__Exercise__
Present the following entries again, word for word and in full.

[Collection entries]
-- begin --

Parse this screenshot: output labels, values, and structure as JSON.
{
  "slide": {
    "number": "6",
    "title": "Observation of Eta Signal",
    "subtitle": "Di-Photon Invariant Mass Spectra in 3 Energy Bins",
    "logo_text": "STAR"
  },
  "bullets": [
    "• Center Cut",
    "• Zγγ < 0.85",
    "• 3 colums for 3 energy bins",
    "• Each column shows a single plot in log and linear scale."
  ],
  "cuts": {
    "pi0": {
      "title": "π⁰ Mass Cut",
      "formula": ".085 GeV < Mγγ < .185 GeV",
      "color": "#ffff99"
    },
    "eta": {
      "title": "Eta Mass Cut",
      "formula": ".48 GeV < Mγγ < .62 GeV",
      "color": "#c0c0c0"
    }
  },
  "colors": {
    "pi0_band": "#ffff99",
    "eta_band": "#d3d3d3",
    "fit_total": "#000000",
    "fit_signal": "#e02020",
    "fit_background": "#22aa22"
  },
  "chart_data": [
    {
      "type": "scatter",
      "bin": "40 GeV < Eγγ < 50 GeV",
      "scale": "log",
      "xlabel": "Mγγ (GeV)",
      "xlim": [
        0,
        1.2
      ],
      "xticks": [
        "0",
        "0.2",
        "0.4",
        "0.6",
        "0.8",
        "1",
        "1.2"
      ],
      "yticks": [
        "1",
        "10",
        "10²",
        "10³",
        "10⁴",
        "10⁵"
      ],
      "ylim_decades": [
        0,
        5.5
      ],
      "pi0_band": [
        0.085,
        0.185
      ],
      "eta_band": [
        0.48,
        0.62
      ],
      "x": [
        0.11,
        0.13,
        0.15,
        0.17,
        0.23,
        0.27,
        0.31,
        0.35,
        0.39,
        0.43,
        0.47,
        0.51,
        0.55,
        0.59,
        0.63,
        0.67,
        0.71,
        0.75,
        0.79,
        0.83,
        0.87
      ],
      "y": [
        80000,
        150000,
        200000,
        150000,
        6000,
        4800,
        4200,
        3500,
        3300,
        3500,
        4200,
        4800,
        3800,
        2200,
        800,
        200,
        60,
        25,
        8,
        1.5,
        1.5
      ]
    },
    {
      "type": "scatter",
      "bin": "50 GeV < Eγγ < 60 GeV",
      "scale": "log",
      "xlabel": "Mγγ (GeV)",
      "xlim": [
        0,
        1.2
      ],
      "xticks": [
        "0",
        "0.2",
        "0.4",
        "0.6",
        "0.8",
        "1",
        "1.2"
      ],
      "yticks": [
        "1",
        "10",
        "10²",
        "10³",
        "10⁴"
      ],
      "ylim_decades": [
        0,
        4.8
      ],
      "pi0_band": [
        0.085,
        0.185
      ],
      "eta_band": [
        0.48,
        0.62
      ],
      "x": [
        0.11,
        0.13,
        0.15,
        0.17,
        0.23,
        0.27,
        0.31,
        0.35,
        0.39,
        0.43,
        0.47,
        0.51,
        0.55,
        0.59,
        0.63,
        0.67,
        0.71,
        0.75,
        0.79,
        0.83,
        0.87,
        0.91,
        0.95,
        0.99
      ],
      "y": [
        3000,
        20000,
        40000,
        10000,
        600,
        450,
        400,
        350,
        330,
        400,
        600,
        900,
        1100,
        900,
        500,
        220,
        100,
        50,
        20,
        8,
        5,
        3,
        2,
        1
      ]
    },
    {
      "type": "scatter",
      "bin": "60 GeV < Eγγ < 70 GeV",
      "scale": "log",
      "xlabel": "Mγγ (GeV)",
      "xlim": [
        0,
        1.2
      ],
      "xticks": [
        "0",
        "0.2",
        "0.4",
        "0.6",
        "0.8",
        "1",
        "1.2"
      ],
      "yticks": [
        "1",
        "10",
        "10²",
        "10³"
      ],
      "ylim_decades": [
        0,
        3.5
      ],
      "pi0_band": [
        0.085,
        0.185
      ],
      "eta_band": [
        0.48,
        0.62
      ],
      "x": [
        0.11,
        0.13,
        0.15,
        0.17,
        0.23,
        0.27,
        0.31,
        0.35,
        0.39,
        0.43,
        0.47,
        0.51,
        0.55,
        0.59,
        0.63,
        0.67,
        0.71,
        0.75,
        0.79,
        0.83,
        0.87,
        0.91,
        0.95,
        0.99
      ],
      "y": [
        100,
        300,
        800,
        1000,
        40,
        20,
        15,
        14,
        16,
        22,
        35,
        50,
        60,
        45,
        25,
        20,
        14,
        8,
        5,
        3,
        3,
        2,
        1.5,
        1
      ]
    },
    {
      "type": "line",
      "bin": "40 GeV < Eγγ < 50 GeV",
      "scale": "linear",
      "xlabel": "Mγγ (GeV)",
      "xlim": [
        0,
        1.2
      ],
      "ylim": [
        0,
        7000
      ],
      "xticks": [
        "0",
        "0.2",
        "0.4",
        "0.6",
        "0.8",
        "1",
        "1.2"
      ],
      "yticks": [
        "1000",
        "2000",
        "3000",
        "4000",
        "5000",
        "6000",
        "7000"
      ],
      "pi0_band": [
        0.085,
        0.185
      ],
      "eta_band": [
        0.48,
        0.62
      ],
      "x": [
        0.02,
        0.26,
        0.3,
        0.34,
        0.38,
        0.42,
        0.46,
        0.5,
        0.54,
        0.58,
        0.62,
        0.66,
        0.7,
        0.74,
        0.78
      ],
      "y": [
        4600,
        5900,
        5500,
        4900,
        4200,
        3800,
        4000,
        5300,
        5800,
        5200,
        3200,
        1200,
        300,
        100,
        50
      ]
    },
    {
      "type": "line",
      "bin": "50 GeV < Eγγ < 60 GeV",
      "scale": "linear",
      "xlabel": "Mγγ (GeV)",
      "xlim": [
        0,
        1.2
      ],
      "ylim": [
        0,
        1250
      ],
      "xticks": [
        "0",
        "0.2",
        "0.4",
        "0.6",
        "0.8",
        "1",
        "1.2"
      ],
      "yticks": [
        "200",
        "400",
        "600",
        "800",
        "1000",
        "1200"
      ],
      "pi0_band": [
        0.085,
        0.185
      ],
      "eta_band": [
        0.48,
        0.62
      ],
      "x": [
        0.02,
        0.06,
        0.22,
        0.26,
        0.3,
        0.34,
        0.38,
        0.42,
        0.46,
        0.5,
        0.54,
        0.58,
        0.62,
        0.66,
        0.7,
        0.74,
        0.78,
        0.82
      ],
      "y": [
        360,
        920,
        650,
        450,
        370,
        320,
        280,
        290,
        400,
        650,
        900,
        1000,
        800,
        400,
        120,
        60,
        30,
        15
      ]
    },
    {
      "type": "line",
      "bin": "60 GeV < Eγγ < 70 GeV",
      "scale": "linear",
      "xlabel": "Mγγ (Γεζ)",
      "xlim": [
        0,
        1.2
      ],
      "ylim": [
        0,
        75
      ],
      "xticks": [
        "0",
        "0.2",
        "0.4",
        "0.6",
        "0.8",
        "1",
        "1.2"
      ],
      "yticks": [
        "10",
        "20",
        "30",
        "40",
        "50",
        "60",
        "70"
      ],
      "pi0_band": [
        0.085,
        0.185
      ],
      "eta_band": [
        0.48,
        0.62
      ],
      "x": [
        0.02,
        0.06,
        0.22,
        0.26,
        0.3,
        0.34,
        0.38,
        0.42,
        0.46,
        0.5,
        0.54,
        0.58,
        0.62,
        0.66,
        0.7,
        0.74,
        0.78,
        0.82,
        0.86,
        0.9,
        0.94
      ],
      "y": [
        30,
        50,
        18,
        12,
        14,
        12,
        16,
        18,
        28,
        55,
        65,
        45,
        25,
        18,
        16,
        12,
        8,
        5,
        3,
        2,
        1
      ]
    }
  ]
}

-- end --

__Solution below__
Parse this screenshot: output labels, values, and structure as JSON.
{
  "slide": {
    "number": "6",
    "title": "Observation of Eta Signal",
    "subtitle": "Di-Photon Invariant Mass Spectra in 3 Energy Bins",
    "logo_text": "STAR"
  },
  "bullets": [
    "• Center Cut",
    "• Zγγ < 0.85",
    "• 3 colums for 3 energy bins",
    "• Each column shows a single plot in log and linear scale."
  ],
  "cuts": {
    "pi0": {
      "title": "π⁰ Mass Cut",
      "formula": ".085 GeV < Mγγ < .185 GeV",
      "color": "#ffff99"
    },
    "eta": {
      "title": "Eta Mass Cut",
      "formula": ".48 GeV < Mγγ < .62 GeV",
      "color": "#c0c0c0"
    }
  },
  "colors": {
    "pi0_band": "#ffff99",
    "eta_band": "#d3d3d3",
    "fit_total": "#000000",
    "fit_signal": "#e02020",
    "fit_background": "#22aa22"
  },
  "chart_data": [
    {
      "type": "scatter",
      "bin": "40 GeV < Eγγ < 50 GeV",
      "scale": "log",
      "xlabel": "Mγγ (GeV)",
      "xlim": [
        0,
        1.2
      ],
      "xticks": [
        "0",
        "0.2",
        "0.4",
        "0.6",
        "0.8",
        "1",
        "1.2"
      ],
      "yticks": [
        "1",
        "10",
        "10²",
        "10³",
        "10⁴",
        "10⁵"
      ],
      "ylim_decades": [
        0,
        5.5
      ],
      "pi0_band": [
        0.085,
        0.185
      ],
      "eta_band": [
        0.48,
        0.62
      ],
      "x": [
        0.11,
        0.13,
        0.15,
        0.17,
        0.23,
        0.27,
        0.31,
        0.35,
        0.39,
        0.43,
        0.47,
        0.51,
        0.55,
        0.59,
        0.63,
        0.67,
        0.71,
        0.75,
        0.79,
        0.83,
        0.87
      ],
      "y": [
        80000,
        150000,
        200000,
        150000,
        6000,
        4800,
        4200,
        3500,
        3300,
        3500,
        4200,
        4800,
        3800,
        2200,
        800,
        200,
        60,
        25,
        8,
        1.5,
        1.5
      ]
    },
    {
      "type": "scatter",
      "bin": "50 GeV < Eγγ < 60 GeV",
      "scale": "log",
      "xlabel": "Mγγ (GeV)",
      "xlim": [
        0,
        1.2
      ],
      "xticks": [
        "0",
        "0.2",
        "0.4",
        "0.6",
        "0.8",
        "1",
        "1.2"
      ],
      "yticks": [
        "1",
        "10",
        "10²",
        "10³",
        "10⁴"
      ],
      "ylim_decades": [
        0,
        4.8
      ],
      "pi0_band": [
        0.085,
        0.185
      ],
      "eta_band": [
        0.48,
        0.62
      ],
      "x": [
        0.11,
        0.13,
        0.15,
        0.17,
        0.23,
        0.27,
        0.31,
        0.35,
        0.39,
        0.43,
        0.47,
        0.51,
        0.55,
        0.59,
        0.63,
        0.67,
        0.71,
        0.75,
        0.79,
        0.83,
        0.87,
        0.91,
        0.95,
        0.99
      ],
      "y": [
        3000,
        20000,
        40000,
        10000,
        600,
        450,
        400,
        350,
        330,
        400,
        600,
        900,
        1100,
        900,
        500,
        220,
        100,
        50,
        20,
        8,
        5,
        3,
        2,
        1
      ]
    },
    {
      "type": "scatter",
      "bin": "60 GeV < Eγγ < 70 GeV",
      "scale": "log",
      "xlabel": "Mγγ (GeV)",
      "xlim": [
        0,
        1.2
      ],
      "xticks": [
        "0",
        "0.2",
        "0.4",
        "0.6",
        "0.8",
        "1",
        "1.2"
      ],
      "yticks": [
        "1",
        "10",
        "10²",
        "10³"
      ],
      "ylim_decades": [
        0,
        3.5
      ],
      "pi0_band": [
        0.085,
        0.185
      ],
      "eta_band": [
        0.48,
        0.62
      ],
      "x": [
        0.11,
        0.13,
        0.15,
        0.17,
        0.23,
        0.27,
        0.31,
        0.35,
        0.39,
        0.43,
        0.47,
        0.51,
        0.55,
        0.59,
        0.63,
        0.67,
        0.71,
        0.75,
        0.79,
        0.83,
        0.87,
        0.91,
        0.95,
        0.99
      ],
      "y": [
        100,
        300,
        800,
        1000,
        40,
        20,
        15,
        14,
        16,
        22,
        35,
        50,
        60,
        45,
        25,
        20,
        14,
        8,
        5,
        3,
        3,
        2,
        1.5,
        1
      ]
    },
    {
      "type": "line",
      "bin": "40 GeV < Eγγ < 50 GeV",
      "scale": "linear",
      "xlabel": "Mγγ (GeV)",
      "xlim": [
        0,
        1.2
      ],
      "ylim": [
        0,
        7000
      ],
      "xticks": [
        "0",
        "0.2",
        "0.4",
        "0.6",
        "0.8",
        "1",
        "1.2"
      ],
      "yticks": [
        "1000",
        "2000",
        "3000",
        "4000",
        "5000",
        "6000",
        "7000"
      ],
      "pi0_band": [
        0.085,
        0.185
      ],
      "eta_band": [
        0.48,
        0.62
      ],
      "x": [
        0.02,
        0.26,
        0.3,
        0.34,
        0.38,
        0.42,
        0.46,
        0.5,
        0.54,
        0.58,
        0.62,
        0.66,
        0.7,
        0.74,
        0.78
      ],
      "y": [
        4600,
        5900,
        5500,
        4900,
        4200,
        3800,
        4000,
        5300,
        5800,
        5200,
        3200,
        1200,
        300,
        100,
        50
      ]
    },
    {
      "type": "line",
      "bin": "50 GeV < Eγγ < 60 GeV",
      "scale": "linear",
      "xlabel": "Mγγ (GeV)",
      "xlim": [
        0,
        1.2
      ],
      "ylim": [
        0,
        1250
      ],
      "xticks": [
        "0",
        "0.2",
        "0.4",
        "0.6",
        "0.8",
        "1",
        "1.2"
      ],
      "yticks": [
        "200",
        "400",
        "600",
        "800",
        "1000",
        "1200"
      ],
      "pi0_band": [
        0.085,
        0.185
      ],
      "eta_band": [
        0.48,
        0.62
      ],
      "x": [
        0.02,
        0.06,
        0.22,
        0.26,
        0.3,
        0.34,
        0.38,
        0.42,
        0.46,
        0.5,
        0.54,
        0.58,
        0.62,
        0.66,
        0.7,
        0.74,
        0.78,
        0.82
      ],
      "y": [
        360,
        920,
        650,
        450,
        370,
        320,
        280,
        290,
        400,
        650,
        900,
        1000,
        800,
        400,
        120,
        60,
        30,
        15
      ]
    },
    {
      "type": "line",
      "bin": "60 GeV < Eγγ < 70 GeV",
      "scale": "linear",
      "xlabel": "Mγγ (Γεζ)",
      "xlim": [
        0,
        1.2
      ],
      "ylim": [
        0,
        75
      ],
      "xticks": [
        "0",
        "0.2",
        "0.4",
        "0.6",
        "0.8",
        "1",
        "1.2"
      ],
      "yticks": [
        "10",
        "20",
        "30",
        "40",
        "50",
        "60",
        "70"
      ],
      "pi0_band": [
        0.085,
        0.185
      ],
      "eta_band": [
        0.48,
        0.62
      ],
      "x": [
        0.02,
        0.06,
        0.22,
        0.26,
        0.3,
        0.34,
        0.38,
        0.42,
        0.46,
        0.5,
        0.54,
        0.58,
        0.62,
        0.66,
        0.7,
        0.74,
        0.78,
        0.82,
        0.86,
        0.9,
        0.94
      ],
      "y": [
        30,
        50,
        18,
        12,
        14,
        12,
        16,
        18,
        28,
        55,
        65,
        45,
        25,
        18,
        16,
        12,
        8,
        5,
        3,
        2,
        1
      ]
    }
  ]
}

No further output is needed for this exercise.